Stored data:
-------------------------

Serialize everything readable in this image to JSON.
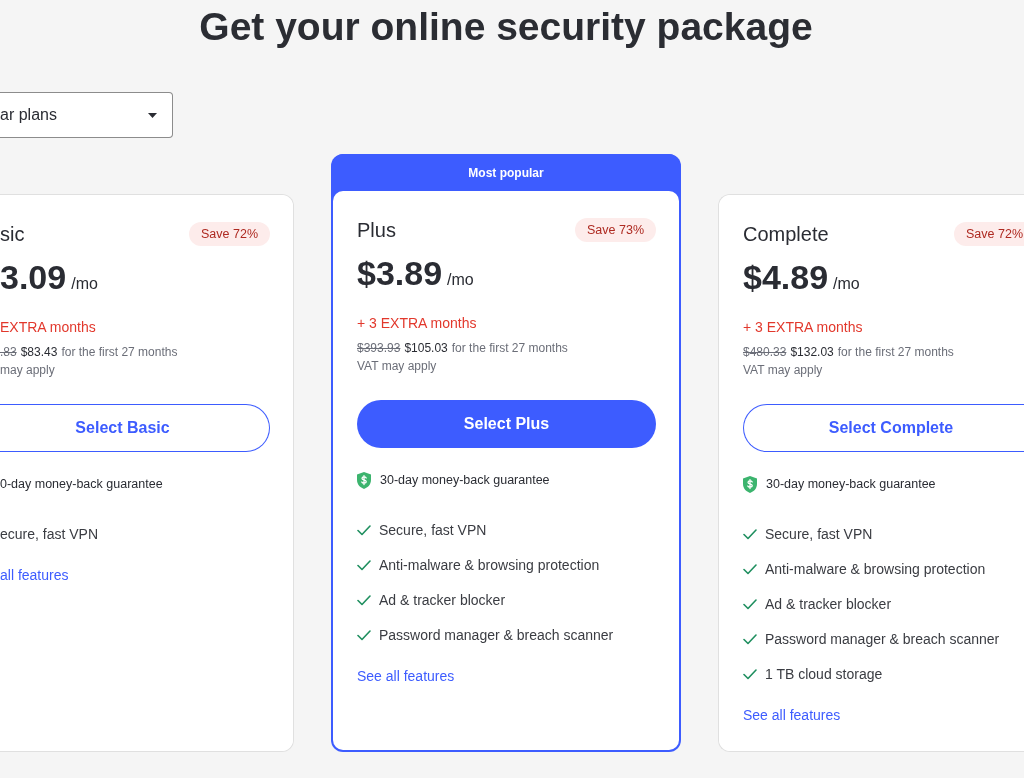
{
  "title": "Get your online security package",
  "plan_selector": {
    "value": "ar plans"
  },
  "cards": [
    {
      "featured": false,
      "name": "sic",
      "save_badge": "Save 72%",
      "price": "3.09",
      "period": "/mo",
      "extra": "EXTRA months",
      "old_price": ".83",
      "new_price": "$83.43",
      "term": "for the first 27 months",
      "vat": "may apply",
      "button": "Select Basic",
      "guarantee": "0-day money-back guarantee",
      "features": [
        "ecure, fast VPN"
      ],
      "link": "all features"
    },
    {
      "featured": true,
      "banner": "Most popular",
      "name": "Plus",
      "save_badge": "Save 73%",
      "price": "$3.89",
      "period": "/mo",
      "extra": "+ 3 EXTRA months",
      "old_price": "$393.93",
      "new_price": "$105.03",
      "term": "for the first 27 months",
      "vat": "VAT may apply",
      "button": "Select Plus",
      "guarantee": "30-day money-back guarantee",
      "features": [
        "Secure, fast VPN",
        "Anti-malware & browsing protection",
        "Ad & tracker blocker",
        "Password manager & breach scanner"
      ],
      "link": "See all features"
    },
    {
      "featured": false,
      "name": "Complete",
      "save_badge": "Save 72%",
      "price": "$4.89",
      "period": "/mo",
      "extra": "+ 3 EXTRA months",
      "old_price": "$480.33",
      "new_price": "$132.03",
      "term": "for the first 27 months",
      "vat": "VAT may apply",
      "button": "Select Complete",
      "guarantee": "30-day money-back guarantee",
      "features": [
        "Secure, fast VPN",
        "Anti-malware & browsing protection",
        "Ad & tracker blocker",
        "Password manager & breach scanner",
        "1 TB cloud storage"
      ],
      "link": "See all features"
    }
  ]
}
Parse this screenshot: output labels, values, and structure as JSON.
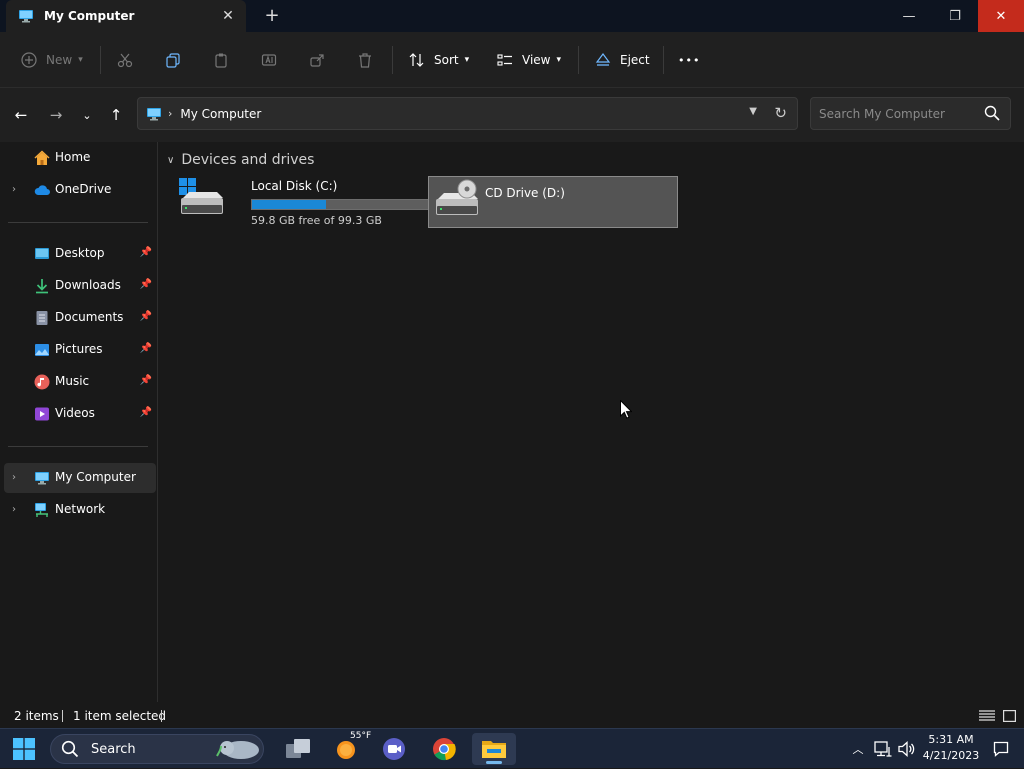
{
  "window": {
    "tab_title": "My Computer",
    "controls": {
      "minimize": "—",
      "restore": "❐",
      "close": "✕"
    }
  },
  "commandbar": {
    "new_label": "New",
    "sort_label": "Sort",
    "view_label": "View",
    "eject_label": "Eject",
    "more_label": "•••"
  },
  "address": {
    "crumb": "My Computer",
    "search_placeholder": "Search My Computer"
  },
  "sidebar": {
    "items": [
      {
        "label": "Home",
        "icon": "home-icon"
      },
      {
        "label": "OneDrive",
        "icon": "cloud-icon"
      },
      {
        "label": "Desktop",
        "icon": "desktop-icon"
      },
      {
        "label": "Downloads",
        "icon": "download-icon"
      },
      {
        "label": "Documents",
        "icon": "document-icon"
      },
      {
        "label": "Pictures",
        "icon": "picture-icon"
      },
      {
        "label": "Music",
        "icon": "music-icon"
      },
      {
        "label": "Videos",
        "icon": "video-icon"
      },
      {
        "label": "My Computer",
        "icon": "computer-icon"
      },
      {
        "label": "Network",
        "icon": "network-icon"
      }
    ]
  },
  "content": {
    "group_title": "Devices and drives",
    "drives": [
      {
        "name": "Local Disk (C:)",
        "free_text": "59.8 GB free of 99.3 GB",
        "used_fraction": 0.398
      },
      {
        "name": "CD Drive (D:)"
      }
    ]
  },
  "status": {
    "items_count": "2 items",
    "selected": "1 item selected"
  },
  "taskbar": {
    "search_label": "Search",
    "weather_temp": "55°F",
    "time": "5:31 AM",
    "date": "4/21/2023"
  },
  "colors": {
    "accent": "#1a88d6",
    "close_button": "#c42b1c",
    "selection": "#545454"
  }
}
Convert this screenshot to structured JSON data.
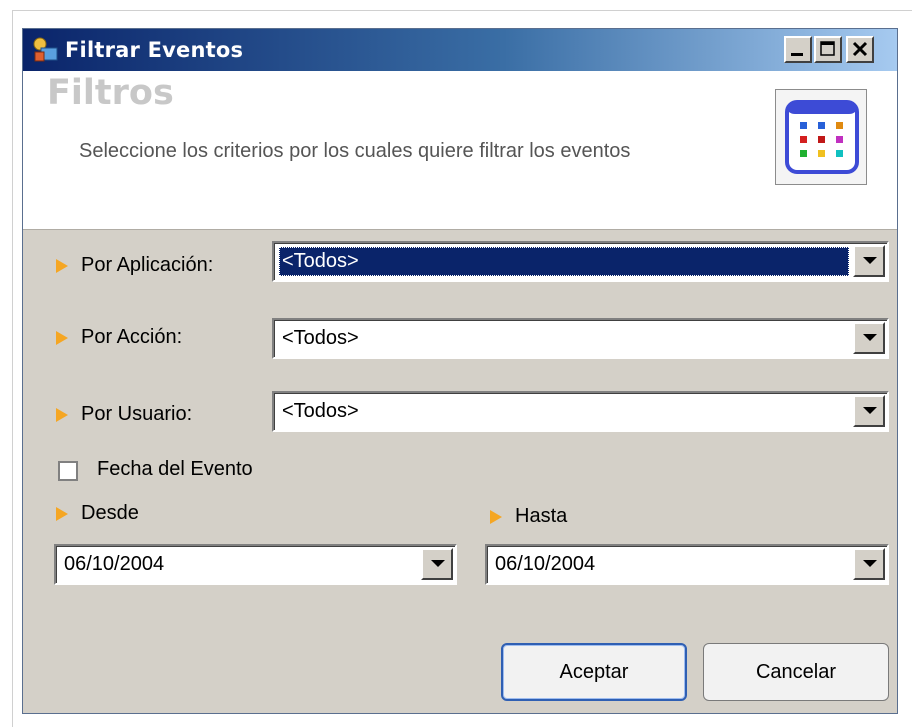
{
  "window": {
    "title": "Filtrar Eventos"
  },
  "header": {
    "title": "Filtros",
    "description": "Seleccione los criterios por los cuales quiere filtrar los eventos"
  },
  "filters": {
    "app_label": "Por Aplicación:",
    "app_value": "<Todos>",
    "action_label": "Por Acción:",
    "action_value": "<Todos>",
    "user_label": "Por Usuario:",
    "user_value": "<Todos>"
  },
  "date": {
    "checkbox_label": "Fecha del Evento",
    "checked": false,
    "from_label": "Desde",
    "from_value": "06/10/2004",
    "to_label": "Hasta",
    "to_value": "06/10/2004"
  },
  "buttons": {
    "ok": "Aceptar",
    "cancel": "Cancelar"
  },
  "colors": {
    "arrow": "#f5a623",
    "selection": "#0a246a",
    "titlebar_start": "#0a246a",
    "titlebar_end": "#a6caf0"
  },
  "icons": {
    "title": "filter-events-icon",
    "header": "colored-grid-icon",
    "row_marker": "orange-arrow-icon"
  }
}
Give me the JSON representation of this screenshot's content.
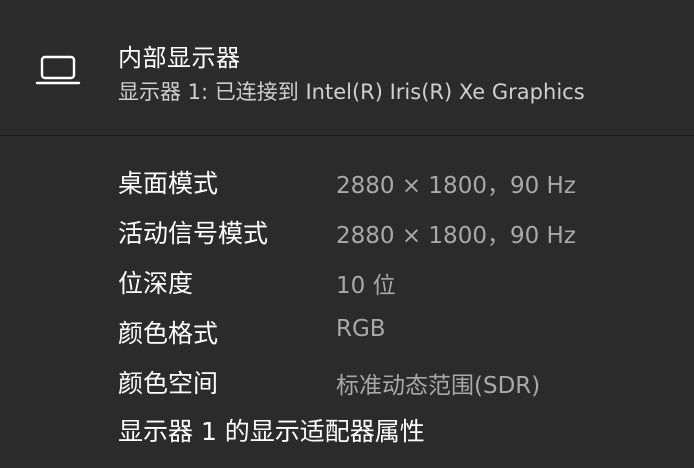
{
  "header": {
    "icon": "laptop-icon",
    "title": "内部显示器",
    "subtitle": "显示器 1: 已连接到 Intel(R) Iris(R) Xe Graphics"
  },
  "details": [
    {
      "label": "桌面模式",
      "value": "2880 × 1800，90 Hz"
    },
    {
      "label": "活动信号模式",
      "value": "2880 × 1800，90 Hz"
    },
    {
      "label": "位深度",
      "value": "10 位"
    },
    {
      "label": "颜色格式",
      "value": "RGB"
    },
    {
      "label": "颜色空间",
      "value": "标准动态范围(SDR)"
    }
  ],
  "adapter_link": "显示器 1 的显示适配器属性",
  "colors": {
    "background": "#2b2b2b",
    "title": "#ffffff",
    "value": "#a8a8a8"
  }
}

-------------------------

WHAT NEEDS TO BE DONE: Pull out all lines from the entries above in which the word "content" appears.

RESULT OF THIS EXERCISE:
  "content": {
Give me the JSON representation of this screenshot's content.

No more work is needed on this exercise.